## Task
Repeat the listing in full, preserving every character.

## Task input
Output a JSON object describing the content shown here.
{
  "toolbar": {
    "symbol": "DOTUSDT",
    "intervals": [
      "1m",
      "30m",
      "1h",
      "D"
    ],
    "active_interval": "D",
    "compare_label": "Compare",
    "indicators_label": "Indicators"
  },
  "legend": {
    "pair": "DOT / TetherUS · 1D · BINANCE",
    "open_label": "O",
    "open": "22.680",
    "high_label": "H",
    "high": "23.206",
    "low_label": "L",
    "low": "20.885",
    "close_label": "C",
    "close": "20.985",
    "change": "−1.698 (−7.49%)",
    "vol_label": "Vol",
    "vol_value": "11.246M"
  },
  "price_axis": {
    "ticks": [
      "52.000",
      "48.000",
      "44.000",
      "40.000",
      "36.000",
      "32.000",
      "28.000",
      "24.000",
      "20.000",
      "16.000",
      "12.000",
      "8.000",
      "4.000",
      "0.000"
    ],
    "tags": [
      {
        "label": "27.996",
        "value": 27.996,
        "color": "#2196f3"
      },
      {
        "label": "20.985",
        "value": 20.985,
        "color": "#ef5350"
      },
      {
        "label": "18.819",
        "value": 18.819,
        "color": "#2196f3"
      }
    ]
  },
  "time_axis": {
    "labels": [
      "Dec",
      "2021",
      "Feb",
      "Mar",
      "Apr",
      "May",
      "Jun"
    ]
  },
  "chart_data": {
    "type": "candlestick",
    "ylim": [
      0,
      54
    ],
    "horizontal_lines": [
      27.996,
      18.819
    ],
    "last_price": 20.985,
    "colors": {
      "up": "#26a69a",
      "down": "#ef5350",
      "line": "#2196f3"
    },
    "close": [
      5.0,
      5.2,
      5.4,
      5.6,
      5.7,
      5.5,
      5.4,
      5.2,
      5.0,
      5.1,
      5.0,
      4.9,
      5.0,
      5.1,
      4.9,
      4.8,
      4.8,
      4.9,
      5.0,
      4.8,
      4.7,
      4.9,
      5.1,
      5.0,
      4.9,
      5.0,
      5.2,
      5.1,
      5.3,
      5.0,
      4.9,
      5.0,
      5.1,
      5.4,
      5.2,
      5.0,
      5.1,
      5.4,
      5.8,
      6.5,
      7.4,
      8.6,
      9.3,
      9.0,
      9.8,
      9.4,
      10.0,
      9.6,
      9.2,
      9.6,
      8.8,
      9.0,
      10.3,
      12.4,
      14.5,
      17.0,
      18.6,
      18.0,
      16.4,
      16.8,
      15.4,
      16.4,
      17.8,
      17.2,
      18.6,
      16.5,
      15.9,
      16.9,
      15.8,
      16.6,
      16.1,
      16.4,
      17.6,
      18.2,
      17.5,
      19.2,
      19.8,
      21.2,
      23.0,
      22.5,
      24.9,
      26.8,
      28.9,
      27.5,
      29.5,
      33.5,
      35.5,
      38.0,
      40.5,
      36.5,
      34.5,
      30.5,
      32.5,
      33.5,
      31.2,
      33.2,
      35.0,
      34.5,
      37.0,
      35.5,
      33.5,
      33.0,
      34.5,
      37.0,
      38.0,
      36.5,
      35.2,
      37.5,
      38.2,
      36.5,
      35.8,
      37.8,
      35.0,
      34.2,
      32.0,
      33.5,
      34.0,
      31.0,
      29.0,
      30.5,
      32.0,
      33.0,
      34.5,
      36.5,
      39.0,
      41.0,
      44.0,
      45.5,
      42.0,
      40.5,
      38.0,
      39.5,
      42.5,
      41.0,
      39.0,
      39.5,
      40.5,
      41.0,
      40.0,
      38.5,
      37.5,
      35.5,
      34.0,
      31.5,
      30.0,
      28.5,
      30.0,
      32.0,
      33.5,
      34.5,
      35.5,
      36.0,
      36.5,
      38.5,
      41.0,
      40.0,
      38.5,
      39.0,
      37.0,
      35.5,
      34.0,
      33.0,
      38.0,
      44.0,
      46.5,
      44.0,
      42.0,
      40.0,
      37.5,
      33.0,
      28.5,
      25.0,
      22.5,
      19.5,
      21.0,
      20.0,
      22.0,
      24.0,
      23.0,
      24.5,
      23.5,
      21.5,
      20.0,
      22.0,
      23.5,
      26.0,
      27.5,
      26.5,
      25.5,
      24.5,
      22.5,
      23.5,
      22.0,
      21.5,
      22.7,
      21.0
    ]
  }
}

## Output of the exercise
Output a JSON object describing the content shown here.
{
  "toolbar": {
    "symbol": "DOTUSDT",
    "intervals": [
      "1m",
      "30m",
      "1h",
      "D"
    ],
    "active_interval": "D",
    "compare_label": "Compare",
    "indicators_label": "Indicators"
  },
  "legend": {
    "pair": "DOT / TetherUS · 1D · BINANCE",
    "open_label": "O",
    "open": "22.680",
    "high_label": "H",
    "high": "23.206",
    "low_label": "L",
    "low": "20.885",
    "close_label": "C",
    "close": "20.985",
    "change": "−1.698 (−7.49%)",
    "vol_label": "Vol",
    "vol_value": "11.246M"
  },
  "price_axis": {
    "ticks": [
      "52.000",
      "48.000",
      "44.000",
      "40.000",
      "36.000",
      "32.000",
      "28.000",
      "24.000",
      "20.000",
      "16.000",
      "12.000",
      "8.000",
      "4.000",
      "0.000"
    ],
    "tags": [
      {
        "label": "27.996",
        "value": 27.996,
        "color": "#2196f3"
      },
      {
        "label": "20.985",
        "value": 20.985,
        "color": "#ef5350"
      },
      {
        "label": "18.819",
        "value": 18.819,
        "color": "#2196f3"
      }
    ]
  },
  "time_axis": {
    "labels": [
      "Dec",
      "2021",
      "Feb",
      "Mar",
      "Apr",
      "May",
      "Jun"
    ]
  },
  "chart_data": {
    "type": "candlestick",
    "ylim": [
      0,
      54
    ],
    "horizontal_lines": [
      27.996,
      18.819
    ],
    "last_price": 20.985,
    "colors": {
      "up": "#26a69a",
      "down": "#ef5350",
      "line": "#2196f3"
    },
    "close": [
      5.0,
      5.2,
      5.4,
      5.6,
      5.7,
      5.5,
      5.4,
      5.2,
      5.0,
      5.1,
      5.0,
      4.9,
      5.0,
      5.1,
      4.9,
      4.8,
      4.8,
      4.9,
      5.0,
      4.8,
      4.7,
      4.9,
      5.1,
      5.0,
      4.9,
      5.0,
      5.2,
      5.1,
      5.3,
      5.0,
      4.9,
      5.0,
      5.1,
      5.4,
      5.2,
      5.0,
      5.1,
      5.4,
      5.8,
      6.5,
      7.4,
      8.6,
      9.3,
      9.0,
      9.8,
      9.4,
      10.0,
      9.6,
      9.2,
      9.6,
      8.8,
      9.0,
      10.3,
      12.4,
      14.5,
      17.0,
      18.6,
      18.0,
      16.4,
      16.8,
      15.4,
      16.4,
      17.8,
      17.2,
      18.6,
      16.5,
      15.9,
      16.9,
      15.8,
      16.6,
      16.1,
      16.4,
      17.6,
      18.2,
      17.5,
      19.2,
      19.8,
      21.2,
      23.0,
      22.5,
      24.9,
      26.8,
      28.9,
      27.5,
      29.5,
      33.5,
      35.5,
      38.0,
      40.5,
      36.5,
      34.5,
      30.5,
      32.5,
      33.5,
      31.2,
      33.2,
      35.0,
      34.5,
      37.0,
      35.5,
      33.5,
      33.0,
      34.5,
      37.0,
      38.0,
      36.5,
      35.2,
      37.5,
      38.2,
      36.5,
      35.8,
      37.8,
      35.0,
      34.2,
      32.0,
      33.5,
      34.0,
      31.0,
      29.0,
      30.5,
      32.0,
      33.0,
      34.5,
      36.5,
      39.0,
      41.0,
      44.0,
      45.5,
      42.0,
      40.5,
      38.0,
      39.5,
      42.5,
      41.0,
      39.0,
      39.5,
      40.5,
      41.0,
      40.0,
      38.5,
      37.5,
      35.5,
      34.0,
      31.5,
      30.0,
      28.5,
      30.0,
      32.0,
      33.5,
      34.5,
      35.5,
      36.0,
      36.5,
      38.5,
      41.0,
      40.0,
      38.5,
      39.0,
      37.0,
      35.5,
      34.0,
      33.0,
      38.0,
      44.0,
      46.5,
      44.0,
      42.0,
      40.0,
      37.5,
      33.0,
      28.5,
      25.0,
      22.5,
      19.5,
      21.0,
      20.0,
      22.0,
      24.0,
      23.0,
      24.5,
      23.5,
      21.5,
      20.0,
      22.0,
      23.5,
      26.0,
      27.5,
      26.5,
      25.5,
      24.5,
      22.5,
      23.5,
      22.0,
      21.5,
      22.7,
      21.0
    ]
  }
}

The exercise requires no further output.